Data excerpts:
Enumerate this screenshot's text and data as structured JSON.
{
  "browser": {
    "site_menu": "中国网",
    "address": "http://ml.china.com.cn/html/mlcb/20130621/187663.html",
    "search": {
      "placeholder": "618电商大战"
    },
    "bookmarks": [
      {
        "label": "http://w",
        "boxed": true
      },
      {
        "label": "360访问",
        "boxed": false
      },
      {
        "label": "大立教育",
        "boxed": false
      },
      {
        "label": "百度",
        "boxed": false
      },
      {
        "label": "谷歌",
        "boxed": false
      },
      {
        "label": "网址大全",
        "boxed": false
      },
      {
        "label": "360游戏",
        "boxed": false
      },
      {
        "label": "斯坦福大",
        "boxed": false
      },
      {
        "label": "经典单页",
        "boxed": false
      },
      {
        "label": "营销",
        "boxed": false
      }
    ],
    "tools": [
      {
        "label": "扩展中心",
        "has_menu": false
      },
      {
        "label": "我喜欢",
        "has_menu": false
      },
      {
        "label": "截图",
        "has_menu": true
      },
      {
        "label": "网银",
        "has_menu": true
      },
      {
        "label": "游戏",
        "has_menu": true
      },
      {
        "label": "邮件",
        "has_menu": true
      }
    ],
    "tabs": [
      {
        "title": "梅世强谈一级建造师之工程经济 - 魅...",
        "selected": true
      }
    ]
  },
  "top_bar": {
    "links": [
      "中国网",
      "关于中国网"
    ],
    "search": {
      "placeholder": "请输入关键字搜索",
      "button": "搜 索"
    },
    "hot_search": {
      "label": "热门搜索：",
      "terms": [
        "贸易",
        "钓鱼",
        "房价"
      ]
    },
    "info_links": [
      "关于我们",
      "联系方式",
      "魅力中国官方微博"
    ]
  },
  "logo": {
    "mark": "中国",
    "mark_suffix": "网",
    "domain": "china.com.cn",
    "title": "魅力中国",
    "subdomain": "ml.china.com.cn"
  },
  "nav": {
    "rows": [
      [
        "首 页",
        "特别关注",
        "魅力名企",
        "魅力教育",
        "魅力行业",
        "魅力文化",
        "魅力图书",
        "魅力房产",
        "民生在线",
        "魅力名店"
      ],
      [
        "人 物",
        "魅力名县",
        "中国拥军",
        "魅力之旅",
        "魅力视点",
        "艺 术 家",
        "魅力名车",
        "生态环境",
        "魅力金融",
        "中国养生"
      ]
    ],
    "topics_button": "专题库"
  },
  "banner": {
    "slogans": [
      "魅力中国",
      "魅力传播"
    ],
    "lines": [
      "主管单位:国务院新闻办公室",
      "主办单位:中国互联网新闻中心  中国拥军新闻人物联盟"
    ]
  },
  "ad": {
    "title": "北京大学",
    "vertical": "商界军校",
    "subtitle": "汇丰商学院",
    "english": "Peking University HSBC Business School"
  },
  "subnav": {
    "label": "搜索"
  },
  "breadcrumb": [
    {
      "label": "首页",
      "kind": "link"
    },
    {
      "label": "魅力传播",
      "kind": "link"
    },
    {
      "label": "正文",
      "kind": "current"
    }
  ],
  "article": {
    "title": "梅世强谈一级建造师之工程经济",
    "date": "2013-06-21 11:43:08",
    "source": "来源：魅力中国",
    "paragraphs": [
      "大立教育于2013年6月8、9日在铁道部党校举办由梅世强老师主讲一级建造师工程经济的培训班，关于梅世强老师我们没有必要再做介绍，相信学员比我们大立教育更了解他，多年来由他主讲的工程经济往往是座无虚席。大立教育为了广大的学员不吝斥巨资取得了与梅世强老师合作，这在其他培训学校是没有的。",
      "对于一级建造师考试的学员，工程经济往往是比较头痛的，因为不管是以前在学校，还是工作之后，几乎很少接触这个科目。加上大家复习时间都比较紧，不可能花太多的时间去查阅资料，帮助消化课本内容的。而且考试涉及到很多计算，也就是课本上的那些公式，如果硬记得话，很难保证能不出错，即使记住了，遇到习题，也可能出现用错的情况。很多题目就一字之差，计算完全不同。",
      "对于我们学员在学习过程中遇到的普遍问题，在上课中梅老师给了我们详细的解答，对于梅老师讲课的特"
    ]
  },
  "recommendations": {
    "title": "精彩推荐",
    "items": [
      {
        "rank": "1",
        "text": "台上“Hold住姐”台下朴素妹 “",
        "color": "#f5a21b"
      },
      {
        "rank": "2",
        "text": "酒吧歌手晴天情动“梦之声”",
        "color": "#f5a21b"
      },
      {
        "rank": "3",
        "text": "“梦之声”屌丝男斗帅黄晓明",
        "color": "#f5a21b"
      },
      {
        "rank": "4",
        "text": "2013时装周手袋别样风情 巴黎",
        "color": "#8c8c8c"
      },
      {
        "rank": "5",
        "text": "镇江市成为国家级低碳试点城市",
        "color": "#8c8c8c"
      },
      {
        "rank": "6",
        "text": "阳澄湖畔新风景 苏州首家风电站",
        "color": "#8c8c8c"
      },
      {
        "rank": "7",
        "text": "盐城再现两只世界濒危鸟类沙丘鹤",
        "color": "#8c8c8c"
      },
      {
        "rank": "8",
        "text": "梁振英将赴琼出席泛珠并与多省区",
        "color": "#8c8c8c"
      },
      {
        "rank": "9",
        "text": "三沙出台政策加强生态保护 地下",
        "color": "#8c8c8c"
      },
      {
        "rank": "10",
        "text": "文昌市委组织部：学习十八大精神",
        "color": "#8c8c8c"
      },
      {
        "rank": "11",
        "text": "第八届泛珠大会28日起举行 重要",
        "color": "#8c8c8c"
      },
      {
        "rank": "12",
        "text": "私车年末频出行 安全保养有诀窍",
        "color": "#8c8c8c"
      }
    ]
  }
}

▸ **Goal**:
Exactly reproduce every line found in the records.

▸ **Written reply**:
Enumerate this screenshot's text and data as structured JSON.
{
  "browser": {
    "site_menu": "中国网",
    "address": "http://ml.china.com.cn/html/mlcb/20130621/187663.html",
    "search": {
      "placeholder": "618电商大战"
    },
    "bookmarks": [
      {
        "label": "http://w",
        "boxed": true
      },
      {
        "label": "360访问",
        "boxed": false
      },
      {
        "label": "大立教育",
        "boxed": false
      },
      {
        "label": "百度",
        "boxed": false
      },
      {
        "label": "谷歌",
        "boxed": false
      },
      {
        "label": "网址大全",
        "boxed": false
      },
      {
        "label": "360游戏",
        "boxed": false
      },
      {
        "label": "斯坦福大",
        "boxed": false
      },
      {
        "label": "经典单页",
        "boxed": false
      },
      {
        "label": "营销",
        "boxed": false
      }
    ],
    "tools": [
      {
        "label": "扩展中心",
        "has_menu": false
      },
      {
        "label": "我喜欢",
        "has_menu": false
      },
      {
        "label": "截图",
        "has_menu": true
      },
      {
        "label": "网银",
        "has_menu": true
      },
      {
        "label": "游戏",
        "has_menu": true
      },
      {
        "label": "邮件",
        "has_menu": true
      }
    ],
    "tabs": [
      {
        "title": "梅世强谈一级建造师之工程经济 - 魅...",
        "selected": true
      }
    ]
  },
  "top_bar": {
    "links": [
      "中国网",
      "关于中国网"
    ],
    "search": {
      "placeholder": "请输入关键字搜索",
      "button": "搜 索"
    },
    "hot_search": {
      "label": "热门搜索：",
      "terms": [
        "贸易",
        "钓鱼",
        "房价"
      ]
    },
    "info_links": [
      "关于我们",
      "联系方式",
      "魅力中国官方微博"
    ]
  },
  "logo": {
    "mark": "中国",
    "mark_suffix": "网",
    "domain": "china.com.cn",
    "title": "魅力中国",
    "subdomain": "ml.china.com.cn"
  },
  "nav": {
    "rows": [
      [
        "首 页",
        "特别关注",
        "魅力名企",
        "魅力教育",
        "魅力行业",
        "魅力文化",
        "魅力图书",
        "魅力房产",
        "民生在线",
        "魅力名店"
      ],
      [
        "人 物",
        "魅力名县",
        "中国拥军",
        "魅力之旅",
        "魅力视点",
        "艺 术 家",
        "魅力名车",
        "生态环境",
        "魅力金融",
        "中国养生"
      ]
    ],
    "topics_button": "专题库"
  },
  "banner": {
    "slogans": [
      "魅力中国",
      "魅力传播"
    ],
    "lines": [
      "主管单位:国务院新闻办公室",
      "主办单位:中国互联网新闻中心  中国拥军新闻人物联盟"
    ]
  },
  "ad": {
    "title": "北京大学",
    "vertical": "商界军校",
    "subtitle": "汇丰商学院",
    "english": "Peking University HSBC Business School"
  },
  "subnav": {
    "label": "搜索"
  },
  "breadcrumb": [
    {
      "label": "首页",
      "kind": "link"
    },
    {
      "label": "魅力传播",
      "kind": "link"
    },
    {
      "label": "正文",
      "kind": "current"
    }
  ],
  "article": {
    "title": "梅世强谈一级建造师之工程经济",
    "date": "2013-06-21 11:43:08",
    "source": "来源：魅力中国",
    "paragraphs": [
      "大立教育于2013年6月8、9日在铁道部党校举办由梅世强老师主讲一级建造师工程经济的培训班，关于梅世强老师我们没有必要再做介绍，相信学员比我们大立教育更了解他，多年来由他主讲的工程经济往往是座无虚席。大立教育为了广大的学员不吝斥巨资取得了与梅世强老师合作，这在其他培训学校是没有的。",
      "对于一级建造师考试的学员，工程经济往往是比较头痛的，因为不管是以前在学校，还是工作之后，几乎很少接触这个科目。加上大家复习时间都比较紧，不可能花太多的时间去查阅资料，帮助消化课本内容的。而且考试涉及到很多计算，也就是课本上的那些公式，如果硬记得话，很难保证能不出错，即使记住了，遇到习题，也可能出现用错的情况。很多题目就一字之差，计算完全不同。",
      "对于我们学员在学习过程中遇到的普遍问题，在上课中梅老师给了我们详细的解答，对于梅老师讲课的特"
    ]
  },
  "recommendations": {
    "title": "精彩推荐",
    "items": [
      {
        "rank": "1",
        "text": "台上“Hold住姐”台下朴素妹 “",
        "color": "#f5a21b"
      },
      {
        "rank": "2",
        "text": "酒吧歌手晴天情动“梦之声”",
        "color": "#f5a21b"
      },
      {
        "rank": "3",
        "text": "“梦之声”屌丝男斗帅黄晓明",
        "color": "#f5a21b"
      },
      {
        "rank": "4",
        "text": "2013时装周手袋别样风情 巴黎",
        "color": "#8c8c8c"
      },
      {
        "rank": "5",
        "text": "镇江市成为国家级低碳试点城市",
        "color": "#8c8c8c"
      },
      {
        "rank": "6",
        "text": "阳澄湖畔新风景 苏州首家风电站",
        "color": "#8c8c8c"
      },
      {
        "rank": "7",
        "text": "盐城再现两只世界濒危鸟类沙丘鹤",
        "color": "#8c8c8c"
      },
      {
        "rank": "8",
        "text": "梁振英将赴琼出席泛珠并与多省区",
        "color": "#8c8c8c"
      },
      {
        "rank": "9",
        "text": "三沙出台政策加强生态保护 地下",
        "color": "#8c8c8c"
      },
      {
        "rank": "10",
        "text": "文昌市委组织部：学习十八大精神",
        "color": "#8c8c8c"
      },
      {
        "rank": "11",
        "text": "第八届泛珠大会28日起举行 重要",
        "color": "#8c8c8c"
      },
      {
        "rank": "12",
        "text": "私车年末频出行 安全保养有诀窍",
        "color": "#8c8c8c"
      }
    ]
  }
}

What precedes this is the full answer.